## Exercise requirements:
From the listing below, pull out all lines with "ងសងខ" in them.

## Data shown:
[Begin]
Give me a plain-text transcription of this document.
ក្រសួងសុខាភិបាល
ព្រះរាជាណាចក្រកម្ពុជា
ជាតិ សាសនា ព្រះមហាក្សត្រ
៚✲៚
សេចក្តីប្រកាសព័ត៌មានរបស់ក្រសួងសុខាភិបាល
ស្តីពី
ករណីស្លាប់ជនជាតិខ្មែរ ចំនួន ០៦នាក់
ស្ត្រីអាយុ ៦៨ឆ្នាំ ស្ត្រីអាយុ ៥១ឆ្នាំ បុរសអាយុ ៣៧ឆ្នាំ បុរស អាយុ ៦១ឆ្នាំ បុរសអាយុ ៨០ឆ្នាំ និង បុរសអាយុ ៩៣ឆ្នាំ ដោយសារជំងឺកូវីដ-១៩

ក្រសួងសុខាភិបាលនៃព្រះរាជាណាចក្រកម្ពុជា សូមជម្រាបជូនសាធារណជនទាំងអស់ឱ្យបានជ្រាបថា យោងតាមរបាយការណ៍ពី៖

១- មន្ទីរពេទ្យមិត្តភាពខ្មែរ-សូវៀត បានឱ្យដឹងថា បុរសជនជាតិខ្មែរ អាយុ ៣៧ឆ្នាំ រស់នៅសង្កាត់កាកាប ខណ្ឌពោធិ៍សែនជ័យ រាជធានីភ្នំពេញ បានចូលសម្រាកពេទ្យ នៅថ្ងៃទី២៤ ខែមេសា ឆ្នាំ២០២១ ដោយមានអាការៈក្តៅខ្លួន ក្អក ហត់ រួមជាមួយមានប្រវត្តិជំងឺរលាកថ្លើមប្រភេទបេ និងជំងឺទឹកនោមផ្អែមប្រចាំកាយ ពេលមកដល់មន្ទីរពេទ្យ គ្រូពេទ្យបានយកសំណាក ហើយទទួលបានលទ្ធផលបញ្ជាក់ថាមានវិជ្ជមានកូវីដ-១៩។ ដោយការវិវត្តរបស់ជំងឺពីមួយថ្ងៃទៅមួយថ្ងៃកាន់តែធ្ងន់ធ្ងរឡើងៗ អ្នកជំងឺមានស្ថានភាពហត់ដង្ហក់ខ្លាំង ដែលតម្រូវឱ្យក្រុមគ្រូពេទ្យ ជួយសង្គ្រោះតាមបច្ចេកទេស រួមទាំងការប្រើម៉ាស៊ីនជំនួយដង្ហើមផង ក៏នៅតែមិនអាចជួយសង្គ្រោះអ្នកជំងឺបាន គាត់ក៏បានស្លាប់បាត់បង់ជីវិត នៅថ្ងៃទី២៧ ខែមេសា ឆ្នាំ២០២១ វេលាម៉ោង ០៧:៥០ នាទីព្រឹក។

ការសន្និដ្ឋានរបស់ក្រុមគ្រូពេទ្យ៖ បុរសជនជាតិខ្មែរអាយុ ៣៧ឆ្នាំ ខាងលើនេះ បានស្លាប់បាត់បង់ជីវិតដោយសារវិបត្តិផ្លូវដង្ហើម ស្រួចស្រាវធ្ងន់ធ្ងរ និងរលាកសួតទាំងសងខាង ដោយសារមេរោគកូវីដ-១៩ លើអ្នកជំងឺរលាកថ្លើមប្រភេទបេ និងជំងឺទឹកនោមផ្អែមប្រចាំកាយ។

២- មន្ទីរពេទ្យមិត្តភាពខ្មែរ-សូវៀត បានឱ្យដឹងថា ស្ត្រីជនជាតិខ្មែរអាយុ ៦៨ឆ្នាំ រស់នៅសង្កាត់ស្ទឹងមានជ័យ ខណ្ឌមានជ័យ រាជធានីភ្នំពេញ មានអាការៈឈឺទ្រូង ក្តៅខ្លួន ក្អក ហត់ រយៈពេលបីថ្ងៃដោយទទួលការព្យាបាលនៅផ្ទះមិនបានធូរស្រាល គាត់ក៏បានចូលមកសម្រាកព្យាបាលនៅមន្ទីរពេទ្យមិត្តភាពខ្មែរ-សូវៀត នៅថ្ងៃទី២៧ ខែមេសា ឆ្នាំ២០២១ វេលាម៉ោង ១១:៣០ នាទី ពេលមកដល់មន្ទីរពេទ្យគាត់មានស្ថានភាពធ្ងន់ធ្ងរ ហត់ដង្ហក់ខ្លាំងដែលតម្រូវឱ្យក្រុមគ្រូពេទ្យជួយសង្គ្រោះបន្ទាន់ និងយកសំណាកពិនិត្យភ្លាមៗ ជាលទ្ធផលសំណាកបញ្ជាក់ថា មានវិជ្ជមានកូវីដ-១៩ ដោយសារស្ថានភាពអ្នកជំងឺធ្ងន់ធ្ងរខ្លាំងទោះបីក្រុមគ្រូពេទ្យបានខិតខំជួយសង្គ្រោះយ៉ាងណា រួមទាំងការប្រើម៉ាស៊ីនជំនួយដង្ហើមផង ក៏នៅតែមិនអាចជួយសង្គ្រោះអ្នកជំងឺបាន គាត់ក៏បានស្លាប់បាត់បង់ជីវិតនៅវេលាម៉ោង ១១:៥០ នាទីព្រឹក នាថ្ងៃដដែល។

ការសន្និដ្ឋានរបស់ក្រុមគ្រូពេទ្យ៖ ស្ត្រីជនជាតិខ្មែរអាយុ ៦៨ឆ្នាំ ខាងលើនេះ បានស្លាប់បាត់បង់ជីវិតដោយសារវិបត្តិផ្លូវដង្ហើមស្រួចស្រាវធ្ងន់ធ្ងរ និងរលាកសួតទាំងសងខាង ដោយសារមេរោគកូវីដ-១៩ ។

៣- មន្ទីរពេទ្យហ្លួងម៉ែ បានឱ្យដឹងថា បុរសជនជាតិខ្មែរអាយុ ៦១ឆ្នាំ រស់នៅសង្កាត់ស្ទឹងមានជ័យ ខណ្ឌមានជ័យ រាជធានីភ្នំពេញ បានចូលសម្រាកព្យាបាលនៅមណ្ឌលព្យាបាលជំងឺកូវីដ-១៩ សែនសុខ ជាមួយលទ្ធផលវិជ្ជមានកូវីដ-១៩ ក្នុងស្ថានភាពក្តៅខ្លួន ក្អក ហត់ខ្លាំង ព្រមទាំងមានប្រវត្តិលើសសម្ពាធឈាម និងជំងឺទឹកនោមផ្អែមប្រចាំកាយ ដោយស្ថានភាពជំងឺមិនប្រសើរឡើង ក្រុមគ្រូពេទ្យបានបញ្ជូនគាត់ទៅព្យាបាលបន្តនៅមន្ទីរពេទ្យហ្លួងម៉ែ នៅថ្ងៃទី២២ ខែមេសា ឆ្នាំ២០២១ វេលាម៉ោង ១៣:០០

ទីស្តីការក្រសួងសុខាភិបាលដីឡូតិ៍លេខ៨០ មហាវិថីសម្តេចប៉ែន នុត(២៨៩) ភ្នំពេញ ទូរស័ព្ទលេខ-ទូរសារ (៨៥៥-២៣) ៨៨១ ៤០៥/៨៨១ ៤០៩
[End]
## Output for this task:
ការសន្និដ្ឋានរបស់ក្រុមគ្រូពេទ្យ៖ បុរសជនជាតិខ្មែរអាយុ ៣៧ឆ្នាំ ខាងលើនេះ បានស្លាប់បាត់បង់ជីវិតដោយសារវិបត្តិផ្លូវដង្ហើម ស្រួចស្រាវធ្ងន់ធ្ងរ និងរលាកសួតទាំងសងខាង ដោយសារមេរោគកូវីដ-១៩ លើអ្នកជំងឺរលាកថ្លើមប្រភេទបេ និងជំងឺទឹកនោមផ្អែមប្រចាំកាយ។
ការសន្និដ្ឋានរបស់ក្រុមគ្រូពេទ្យ៖ ស្ត្រីជនជាតិខ្មែរអាយុ ៦៨ឆ្នាំ ខាងលើនេះ បានស្លាប់បាត់បង់ជីវិតដោយសារវិបត្តិផ្លូវដង្ហើមស្រួចស្រាវធ្ងន់ធ្ងរ និងរលាកសួតទាំងសងខាង ដោយសារមេរោគកូវីដ-១៩ ។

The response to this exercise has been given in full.